[Begin]

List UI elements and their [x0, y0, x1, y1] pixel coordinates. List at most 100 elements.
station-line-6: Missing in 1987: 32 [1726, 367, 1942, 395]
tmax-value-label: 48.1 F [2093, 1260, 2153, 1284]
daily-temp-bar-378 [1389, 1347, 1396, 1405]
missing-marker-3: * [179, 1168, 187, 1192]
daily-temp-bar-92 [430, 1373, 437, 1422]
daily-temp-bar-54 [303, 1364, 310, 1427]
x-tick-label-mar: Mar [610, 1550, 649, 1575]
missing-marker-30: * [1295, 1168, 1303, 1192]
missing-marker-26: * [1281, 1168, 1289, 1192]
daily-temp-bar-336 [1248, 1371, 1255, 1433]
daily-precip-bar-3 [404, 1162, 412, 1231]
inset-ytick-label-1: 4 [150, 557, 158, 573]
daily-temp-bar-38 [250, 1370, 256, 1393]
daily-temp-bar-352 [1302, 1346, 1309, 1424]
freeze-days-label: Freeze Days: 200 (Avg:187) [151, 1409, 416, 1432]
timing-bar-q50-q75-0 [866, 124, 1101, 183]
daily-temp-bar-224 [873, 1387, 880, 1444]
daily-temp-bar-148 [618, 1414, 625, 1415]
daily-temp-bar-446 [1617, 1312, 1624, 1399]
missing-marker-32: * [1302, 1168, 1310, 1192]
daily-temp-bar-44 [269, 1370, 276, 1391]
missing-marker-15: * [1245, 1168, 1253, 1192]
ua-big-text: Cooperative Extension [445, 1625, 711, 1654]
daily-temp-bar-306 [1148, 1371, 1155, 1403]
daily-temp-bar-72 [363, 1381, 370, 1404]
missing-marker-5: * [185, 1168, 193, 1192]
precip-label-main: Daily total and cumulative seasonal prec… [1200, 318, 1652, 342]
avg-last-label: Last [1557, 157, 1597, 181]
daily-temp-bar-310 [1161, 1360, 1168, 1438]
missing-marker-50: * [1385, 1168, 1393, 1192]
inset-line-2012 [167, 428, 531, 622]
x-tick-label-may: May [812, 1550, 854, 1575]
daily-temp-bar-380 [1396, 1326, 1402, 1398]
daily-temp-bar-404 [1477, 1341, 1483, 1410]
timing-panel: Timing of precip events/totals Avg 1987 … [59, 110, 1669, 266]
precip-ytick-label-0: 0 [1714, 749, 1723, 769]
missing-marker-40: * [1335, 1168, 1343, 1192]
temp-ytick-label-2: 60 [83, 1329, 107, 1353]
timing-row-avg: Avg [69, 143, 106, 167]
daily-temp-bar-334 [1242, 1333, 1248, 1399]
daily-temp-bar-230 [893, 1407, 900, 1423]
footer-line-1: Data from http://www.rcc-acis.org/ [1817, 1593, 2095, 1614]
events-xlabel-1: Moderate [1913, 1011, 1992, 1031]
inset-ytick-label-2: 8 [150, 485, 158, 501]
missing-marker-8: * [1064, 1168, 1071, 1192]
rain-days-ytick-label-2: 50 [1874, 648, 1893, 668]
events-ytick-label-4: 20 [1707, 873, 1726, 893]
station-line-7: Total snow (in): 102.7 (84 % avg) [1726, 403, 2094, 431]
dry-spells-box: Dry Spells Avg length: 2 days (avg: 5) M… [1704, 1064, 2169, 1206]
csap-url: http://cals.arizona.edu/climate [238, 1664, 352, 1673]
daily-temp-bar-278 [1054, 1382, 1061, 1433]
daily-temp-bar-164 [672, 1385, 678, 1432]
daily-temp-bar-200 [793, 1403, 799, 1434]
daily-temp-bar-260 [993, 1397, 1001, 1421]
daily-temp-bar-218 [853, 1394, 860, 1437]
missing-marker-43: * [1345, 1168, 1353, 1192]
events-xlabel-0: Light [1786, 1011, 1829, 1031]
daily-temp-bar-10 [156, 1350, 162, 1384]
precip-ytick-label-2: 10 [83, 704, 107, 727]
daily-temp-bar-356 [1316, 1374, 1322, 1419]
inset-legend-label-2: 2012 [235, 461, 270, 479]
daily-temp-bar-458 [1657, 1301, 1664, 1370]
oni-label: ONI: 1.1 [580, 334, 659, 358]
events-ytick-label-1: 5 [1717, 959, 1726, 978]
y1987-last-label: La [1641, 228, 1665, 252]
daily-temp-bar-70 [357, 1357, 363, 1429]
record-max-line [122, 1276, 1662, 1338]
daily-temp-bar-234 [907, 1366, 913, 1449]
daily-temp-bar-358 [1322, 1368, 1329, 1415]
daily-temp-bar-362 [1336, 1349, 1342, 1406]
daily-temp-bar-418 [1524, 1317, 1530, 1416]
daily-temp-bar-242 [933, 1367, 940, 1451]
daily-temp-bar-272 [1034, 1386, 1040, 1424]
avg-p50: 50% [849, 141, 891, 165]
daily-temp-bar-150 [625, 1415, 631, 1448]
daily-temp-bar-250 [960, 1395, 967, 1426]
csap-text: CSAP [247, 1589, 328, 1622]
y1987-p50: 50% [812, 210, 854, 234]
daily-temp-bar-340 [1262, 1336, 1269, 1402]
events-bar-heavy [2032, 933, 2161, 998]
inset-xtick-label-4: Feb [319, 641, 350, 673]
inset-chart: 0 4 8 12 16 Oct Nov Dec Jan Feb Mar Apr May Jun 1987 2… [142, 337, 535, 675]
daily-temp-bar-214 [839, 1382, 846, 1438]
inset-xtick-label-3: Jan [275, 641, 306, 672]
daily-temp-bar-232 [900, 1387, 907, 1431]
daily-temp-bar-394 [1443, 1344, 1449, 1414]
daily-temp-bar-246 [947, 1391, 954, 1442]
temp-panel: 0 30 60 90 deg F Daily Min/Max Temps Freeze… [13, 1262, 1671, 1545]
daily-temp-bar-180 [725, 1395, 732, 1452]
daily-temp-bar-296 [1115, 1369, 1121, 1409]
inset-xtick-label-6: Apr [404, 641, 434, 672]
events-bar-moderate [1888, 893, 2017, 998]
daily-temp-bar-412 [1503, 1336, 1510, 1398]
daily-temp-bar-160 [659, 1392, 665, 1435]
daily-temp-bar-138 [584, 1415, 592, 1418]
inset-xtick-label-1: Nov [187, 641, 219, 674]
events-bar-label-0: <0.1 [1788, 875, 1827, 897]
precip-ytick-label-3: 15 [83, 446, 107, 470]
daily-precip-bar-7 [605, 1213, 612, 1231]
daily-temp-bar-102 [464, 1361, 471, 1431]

[End]

• **Problem requirements**
Copy the listing verbatim from its first line through the line containing "missing-marker-15: * [1245, 1168, 1253, 1192]", including both of those lines.

• **Answer to the task**
List UI elements and their [x0, y0, x1, y1] pixel coordinates. List at most 100 elements.
station-line-6: Missing in 1987: 32 [1726, 367, 1942, 395]
tmax-value-label: 48.1 F [2093, 1260, 2153, 1284]
daily-temp-bar-378 [1389, 1347, 1396, 1405]
missing-marker-3: * [179, 1168, 187, 1192]
daily-temp-bar-92 [430, 1373, 437, 1422]
daily-temp-bar-54 [303, 1364, 310, 1427]
x-tick-label-mar: Mar [610, 1550, 649, 1575]
missing-marker-30: * [1295, 1168, 1303, 1192]
missing-marker-26: * [1281, 1168, 1289, 1192]
daily-temp-bar-336 [1248, 1371, 1255, 1433]
daily-precip-bar-3 [404, 1162, 412, 1231]
inset-ytick-label-1: 4 [150, 557, 158, 573]
daily-temp-bar-38 [250, 1370, 256, 1393]
daily-temp-bar-352 [1302, 1346, 1309, 1424]
freeze-days-label: Freeze Days: 200 (Avg:187) [151, 1409, 416, 1432]
timing-bar-q50-q75-0 [866, 124, 1101, 183]
daily-temp-bar-224 [873, 1387, 880, 1444]
daily-temp-bar-148 [618, 1414, 625, 1415]
daily-temp-bar-446 [1617, 1312, 1624, 1399]
missing-marker-32: * [1302, 1168, 1310, 1192]
daily-temp-bar-44 [269, 1370, 276, 1391]
missing-marker-15: * [1245, 1168, 1253, 1192]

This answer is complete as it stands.